Given request |
Pick out each line below containing "haben".

Working data |
★ ★ ★ ★ ★ ★ ★

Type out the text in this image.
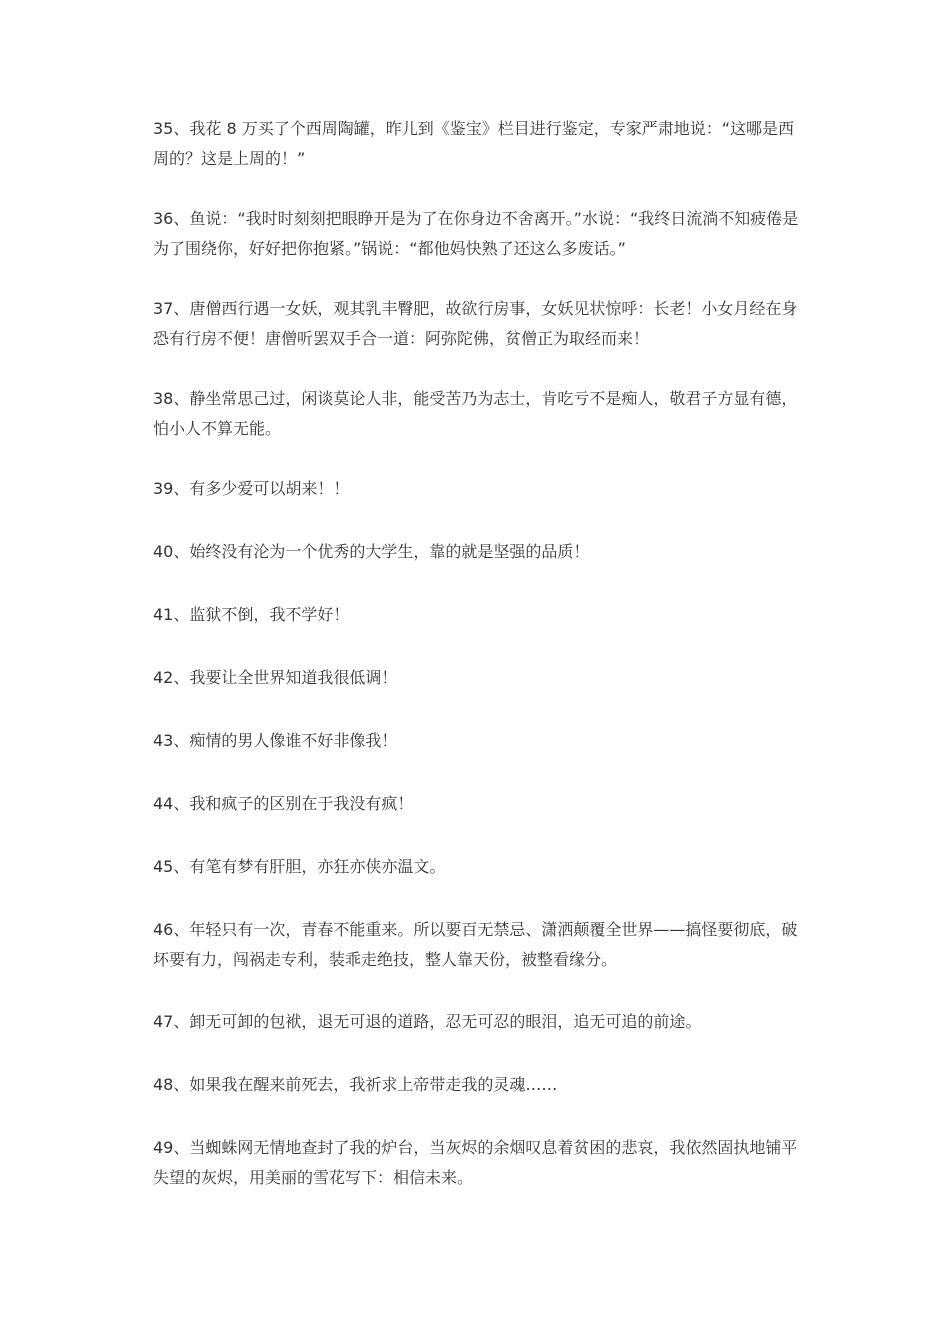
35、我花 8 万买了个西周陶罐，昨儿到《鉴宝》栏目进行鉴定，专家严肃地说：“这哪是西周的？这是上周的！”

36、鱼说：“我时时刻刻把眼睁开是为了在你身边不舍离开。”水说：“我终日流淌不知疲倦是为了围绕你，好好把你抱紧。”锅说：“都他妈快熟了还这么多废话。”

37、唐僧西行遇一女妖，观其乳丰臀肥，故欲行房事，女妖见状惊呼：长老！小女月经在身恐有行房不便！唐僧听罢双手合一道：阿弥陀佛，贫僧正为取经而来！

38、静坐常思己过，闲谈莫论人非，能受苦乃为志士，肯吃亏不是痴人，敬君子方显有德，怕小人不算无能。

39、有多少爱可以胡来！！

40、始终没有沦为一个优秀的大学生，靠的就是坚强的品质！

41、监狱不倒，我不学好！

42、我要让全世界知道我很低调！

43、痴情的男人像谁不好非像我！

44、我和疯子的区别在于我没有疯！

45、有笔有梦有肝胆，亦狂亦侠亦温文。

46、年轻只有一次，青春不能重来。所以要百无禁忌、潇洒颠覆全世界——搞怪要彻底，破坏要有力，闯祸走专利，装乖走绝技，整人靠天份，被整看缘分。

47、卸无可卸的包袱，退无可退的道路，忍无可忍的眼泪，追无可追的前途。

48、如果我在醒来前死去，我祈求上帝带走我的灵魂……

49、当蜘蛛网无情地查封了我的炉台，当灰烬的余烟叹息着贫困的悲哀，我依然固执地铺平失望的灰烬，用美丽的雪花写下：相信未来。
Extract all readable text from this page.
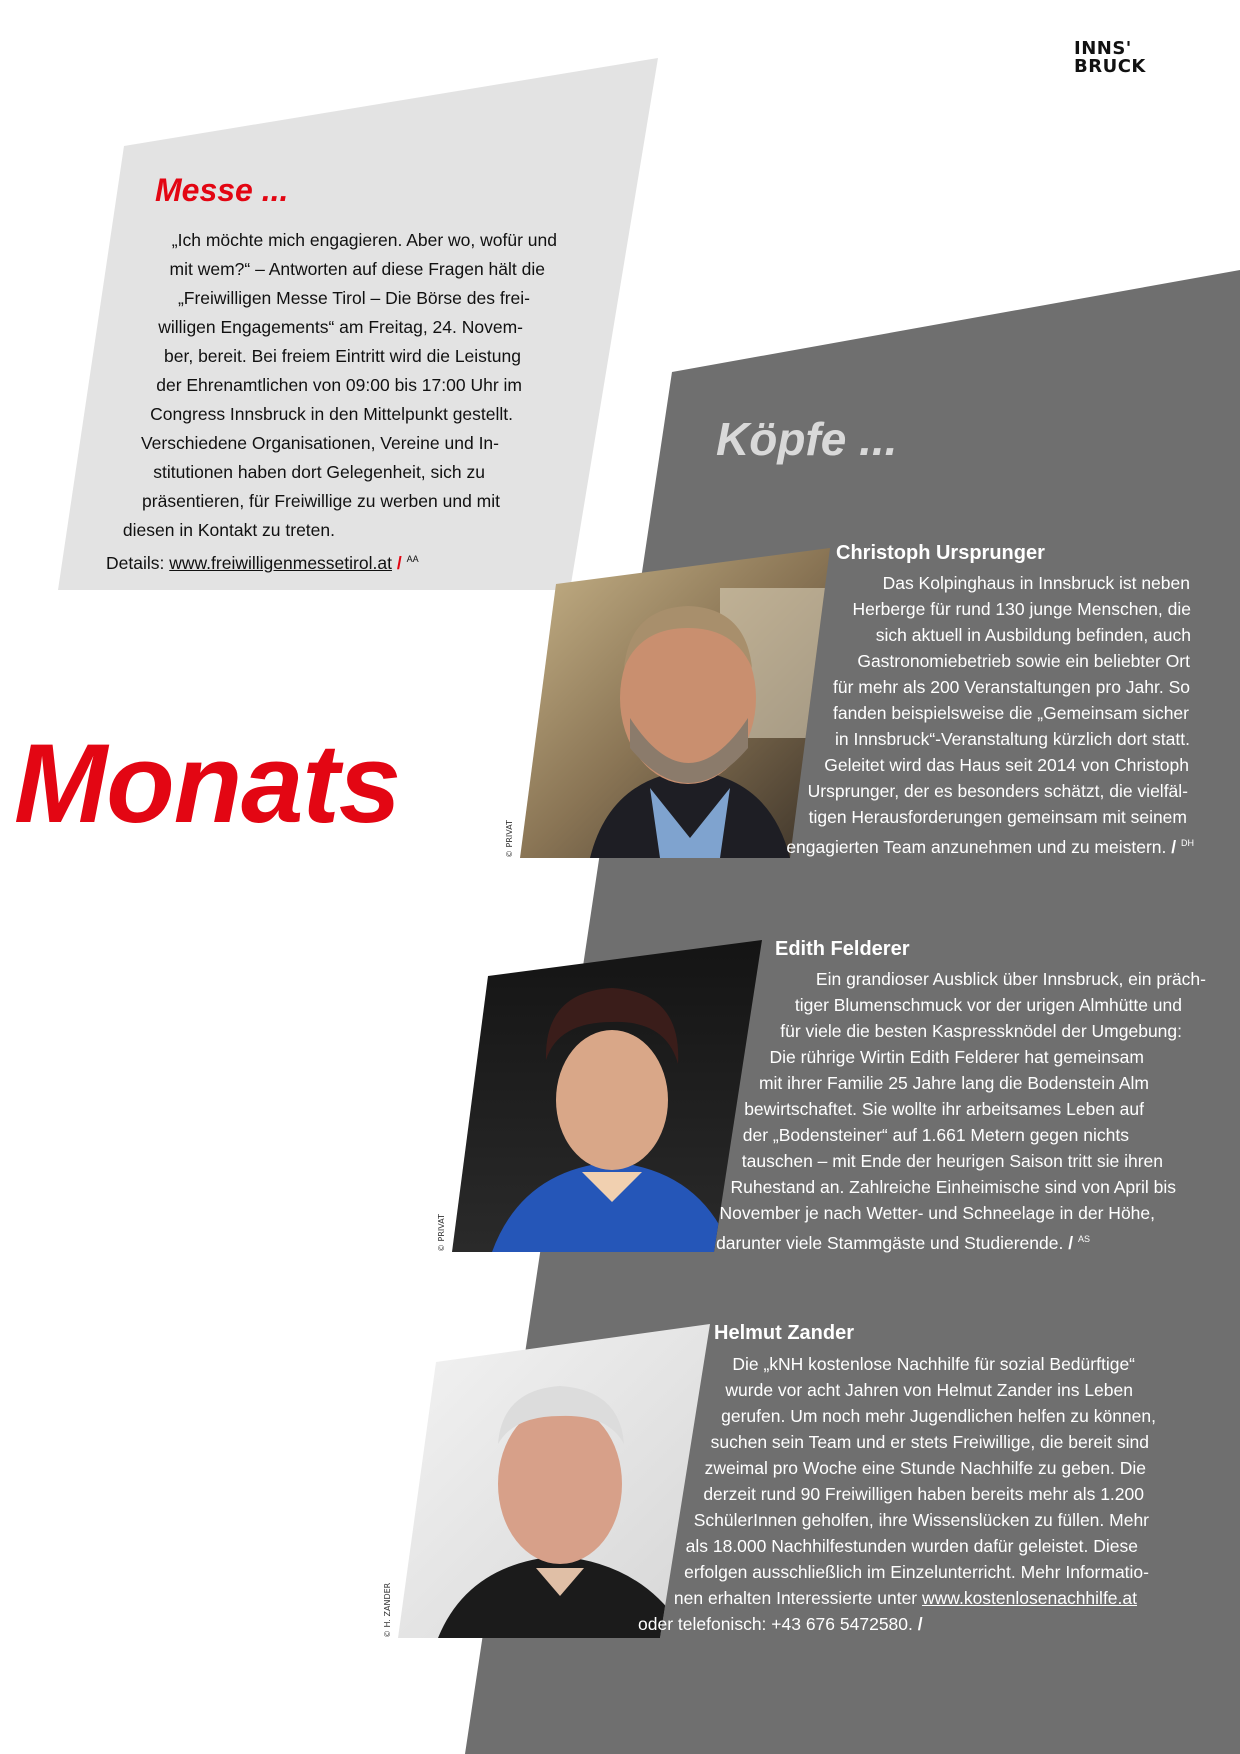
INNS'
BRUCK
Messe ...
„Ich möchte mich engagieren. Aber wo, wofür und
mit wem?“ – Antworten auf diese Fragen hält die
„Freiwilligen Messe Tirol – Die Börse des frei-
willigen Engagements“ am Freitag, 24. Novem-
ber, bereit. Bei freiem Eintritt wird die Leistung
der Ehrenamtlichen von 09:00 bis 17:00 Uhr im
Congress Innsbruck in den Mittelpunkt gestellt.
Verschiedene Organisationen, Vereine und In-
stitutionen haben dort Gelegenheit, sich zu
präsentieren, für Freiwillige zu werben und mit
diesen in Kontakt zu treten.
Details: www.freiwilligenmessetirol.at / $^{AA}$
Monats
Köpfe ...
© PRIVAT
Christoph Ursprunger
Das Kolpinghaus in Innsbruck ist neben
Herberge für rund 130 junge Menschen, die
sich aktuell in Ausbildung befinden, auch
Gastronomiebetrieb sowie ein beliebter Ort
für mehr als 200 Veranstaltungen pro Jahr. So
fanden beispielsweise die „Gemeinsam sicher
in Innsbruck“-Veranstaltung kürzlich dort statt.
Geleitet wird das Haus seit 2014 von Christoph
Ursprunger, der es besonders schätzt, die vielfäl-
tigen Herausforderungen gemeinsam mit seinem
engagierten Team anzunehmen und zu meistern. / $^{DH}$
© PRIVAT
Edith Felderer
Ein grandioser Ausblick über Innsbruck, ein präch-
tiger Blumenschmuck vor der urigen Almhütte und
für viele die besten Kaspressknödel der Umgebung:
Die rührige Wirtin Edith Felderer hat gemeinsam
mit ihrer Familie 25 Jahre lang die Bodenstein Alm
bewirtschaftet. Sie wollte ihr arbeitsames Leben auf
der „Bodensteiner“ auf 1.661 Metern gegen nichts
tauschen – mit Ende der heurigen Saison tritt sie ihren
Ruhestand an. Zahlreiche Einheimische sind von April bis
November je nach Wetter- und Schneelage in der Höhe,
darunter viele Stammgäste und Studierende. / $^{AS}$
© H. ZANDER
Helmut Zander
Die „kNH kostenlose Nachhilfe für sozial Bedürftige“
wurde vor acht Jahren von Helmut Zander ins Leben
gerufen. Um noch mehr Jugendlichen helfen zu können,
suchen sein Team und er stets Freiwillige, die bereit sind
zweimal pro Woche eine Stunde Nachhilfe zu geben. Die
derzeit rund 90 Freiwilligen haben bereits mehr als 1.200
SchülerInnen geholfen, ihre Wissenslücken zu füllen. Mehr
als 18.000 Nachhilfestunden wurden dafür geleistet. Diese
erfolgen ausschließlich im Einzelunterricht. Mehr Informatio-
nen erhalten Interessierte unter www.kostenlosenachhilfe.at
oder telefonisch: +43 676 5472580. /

★ ★ ★ ★ ★ ★ ★

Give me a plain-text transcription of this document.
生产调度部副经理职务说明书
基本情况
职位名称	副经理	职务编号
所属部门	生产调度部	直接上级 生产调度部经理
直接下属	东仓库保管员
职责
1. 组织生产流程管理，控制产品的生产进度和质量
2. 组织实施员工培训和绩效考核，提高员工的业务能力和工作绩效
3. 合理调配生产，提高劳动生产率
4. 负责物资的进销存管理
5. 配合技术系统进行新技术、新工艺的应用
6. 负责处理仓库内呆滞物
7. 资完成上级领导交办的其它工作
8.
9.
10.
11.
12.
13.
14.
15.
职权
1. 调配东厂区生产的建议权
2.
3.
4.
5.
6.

★ ★ ★ ★ ★ ★ ★

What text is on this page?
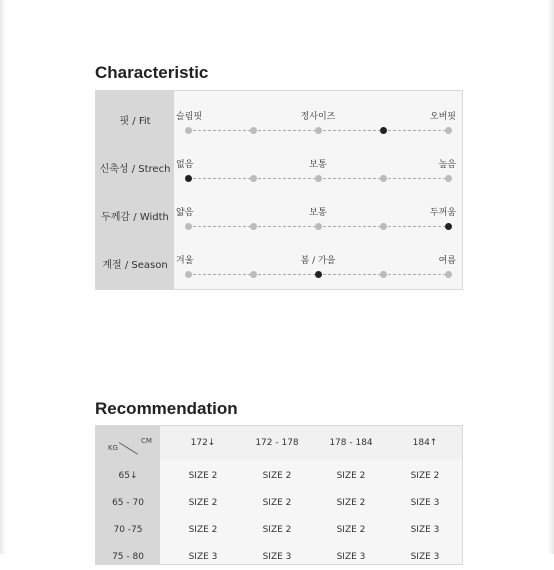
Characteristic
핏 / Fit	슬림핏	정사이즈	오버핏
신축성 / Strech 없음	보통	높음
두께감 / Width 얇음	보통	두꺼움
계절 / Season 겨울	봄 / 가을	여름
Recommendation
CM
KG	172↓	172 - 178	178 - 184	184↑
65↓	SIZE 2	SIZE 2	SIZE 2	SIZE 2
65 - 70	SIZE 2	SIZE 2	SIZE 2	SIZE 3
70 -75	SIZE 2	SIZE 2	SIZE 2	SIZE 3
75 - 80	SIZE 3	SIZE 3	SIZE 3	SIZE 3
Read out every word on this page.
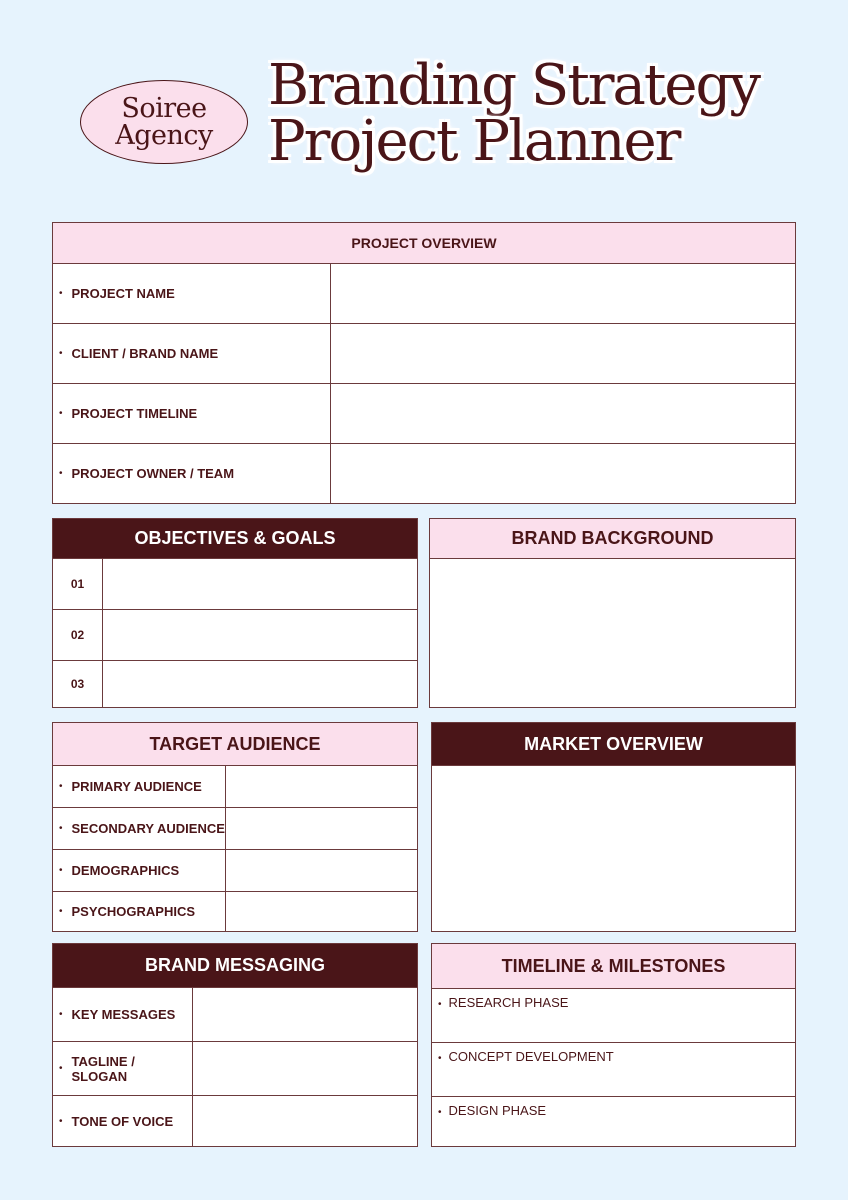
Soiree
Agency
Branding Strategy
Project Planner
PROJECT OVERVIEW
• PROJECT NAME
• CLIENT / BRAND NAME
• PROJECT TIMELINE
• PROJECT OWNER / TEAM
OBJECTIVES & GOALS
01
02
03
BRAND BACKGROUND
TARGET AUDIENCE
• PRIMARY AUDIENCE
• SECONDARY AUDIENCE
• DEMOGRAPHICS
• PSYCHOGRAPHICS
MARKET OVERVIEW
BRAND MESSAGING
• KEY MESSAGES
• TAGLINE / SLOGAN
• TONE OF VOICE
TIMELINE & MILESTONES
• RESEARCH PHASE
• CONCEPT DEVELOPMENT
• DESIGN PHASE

★ ★ ★ ★ ★ ★ ★

Problem solution |
stitutionen haben dort Gelegenheit, sich zu
derzeit rund 90 Freiwilligen haben bereits mehr als 1.200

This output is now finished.